(Dataset entries)
##############################
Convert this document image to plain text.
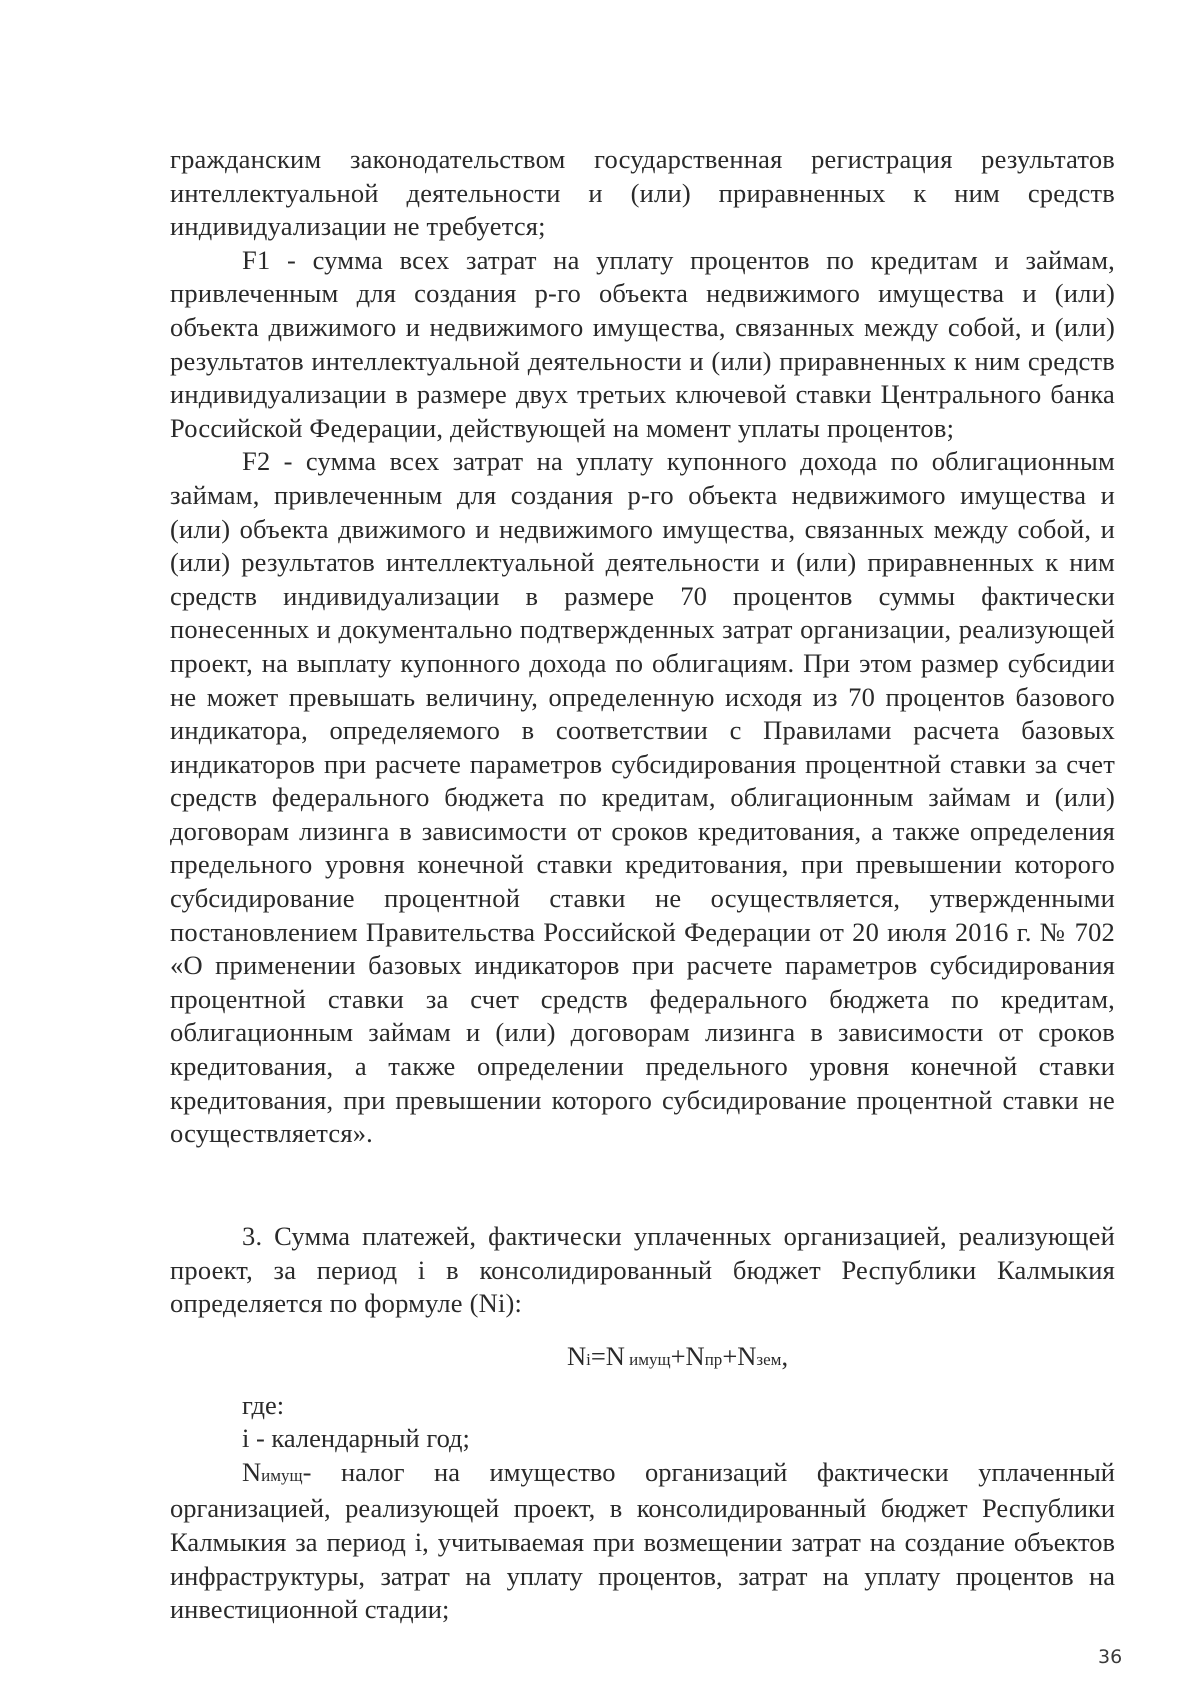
гражданским законодательством государственная регистрация результатов интеллектуальной деятельности и (или) приравненных к ним средств индивидуализации не требуется;

F1 - сумма всех затрат на уплату процентов по кредитам и займам, привлеченным для создания р-го объекта недвижимого имущества и (или) объекта движимого и недвижимого имущества, связанных между собой, и (или) результатов интеллектуальной деятельности и (или) приравненных к ним средств индивидуализации в размере двух третьих ключевой ставки Центрального банка Российской Федерации, действующей на момент уплаты процентов;

F2 - сумма всех затрат на уплату купонного дохода по облигационным займам, привлеченным для создания р-го объекта недвижимого имущества и (или) объекта движимого и недвижимого имущества, связанных между собой, и (или) результатов интеллектуальной деятельности и (или) приравненных к ним средств индивидуализации в размере 70 процентов суммы фактически понесенных и документально подтвержденных затрат организации, реализующей проект, на выплату купонного дохода по облигациям. При этом размер субсидии не может превышать величину, определенную исходя из 70 процентов базового индикатора, определяемого в соответствии с Правилами расчета базовых индикаторов при расчете параметров субсидирования процентной ставки за счет средств федерального бюджета по кредитам, облигационным займам и (или) договорам лизинга в зависимости от сроков кредитования, а также определения предельного уровня конечной ставки кредитования, при превышении которого субсидирование процентной ставки не осуществляется, утвержденными постановлением Правительства Российской Федерации от 20 июля 2016 г. № 702 «О применении базовых индикаторов при расчете параметров субсидирования процентной ставки за счет средств федерального бюджета по кредитам, облигационным займам и (или) договорам лизинга в зависимости от сроков кредитования, а также определении предельного уровня конечной ставки кредитования, при превышении которого субсидирование процентной ставки не осуществляется».

3. Сумма платежей, фактически уплаченных организацией, реализующей проект, за период i в консолидированный бюджет Республики Калмыкия определяется по формуле (Ni):

Ni=N имущ+Nпр+Nзем,

где:

i - календарный год;

Nимущ- налог на имущество организаций фактически уплаченный организацией, реализующей проект, в консолидированный бюджет Республики Калмыкия за период i, учитываемая при возмещении затрат на создание объектов инфраструктуры, затрат на уплату процентов, затрат на уплату процентов на инвестиционной стадии;

36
##############################
#### Task goal
Transcribe the full listing above exactly, with the images removed.

#### Exercise output
Convert this document image to plain text.
гражданским законодательством государственная регистрация результатов интеллектуальной деятельности и (или) приравненных к ним средств индивидуализации не требуется;

F1 - сумма всех затрат на уплату процентов по кредитам и займам, привлеченным для создания р-го объекта недвижимого имущества и (или) объекта движимого и недвижимого имущества, связанных между собой, и (или) результатов интеллектуальной деятельности и (или) приравненных к ним средств индивидуализации в размере двух третьих ключевой ставки Центрального банка Российской Федерации, действующей на момент уплаты процентов;

F2 - сумма всех затрат на уплату купонного дохода по облигационным займам, привлеченным для создания р-го объекта недвижимого имущества и (или) объекта движимого и недвижимого имущества, связанных между собой, и (или) результатов интеллектуальной деятельности и (или) приравненных к ним средств индивидуализации в размере 70 процентов суммы фактически понесенных и документально подтвержденных затрат организации, реализующей проект, на выплату купонного дохода по облигациям. При этом размер субсидии не может превышать величину, определенную исходя из 70 процентов базового индикатора, определяемого в соответствии с Правилами расчета базовых индикаторов при расчете параметров субсидирования процентной ставки за счет средств федерального бюджета по кредитам, облигационным займам и (или) договорам лизинга в зависимости от сроков кредитования, а также определения предельного уровня конечной ставки кредитования, при превышении которого субсидирование процентной ставки не осуществляется, утвержденными постановлением Правительства Российской Федерации от 20 июля 2016 г. № 702 «О применении базовых индикаторов при расчете параметров субсидирования процентной ставки за счет средств федерального бюджета по кредитам, облигационным займам и (или) договорам лизинга в зависимости от сроков кредитования, а также определении предельного уровня конечной ставки кредитования, при превышении которого субсидирование процентной ставки не осуществляется».

3. Сумма платежей, фактически уплаченных организацией, реализующей проект, за период i в консолидированный бюджет Республики Калмыкия определяется по формуле (Ni):

Ni=N имущ+Nпр+Nзем,

где:

i - календарный год;

Nимущ- налог на имущество организаций фактически уплаченный организацией, реализующей проект, в консолидированный бюджет Республики Калмыкия за период i, учитываемая при возмещении затрат на создание объектов инфраструктуры, затрат на уплату процентов, затрат на уплату процентов на инвестиционной стадии;

36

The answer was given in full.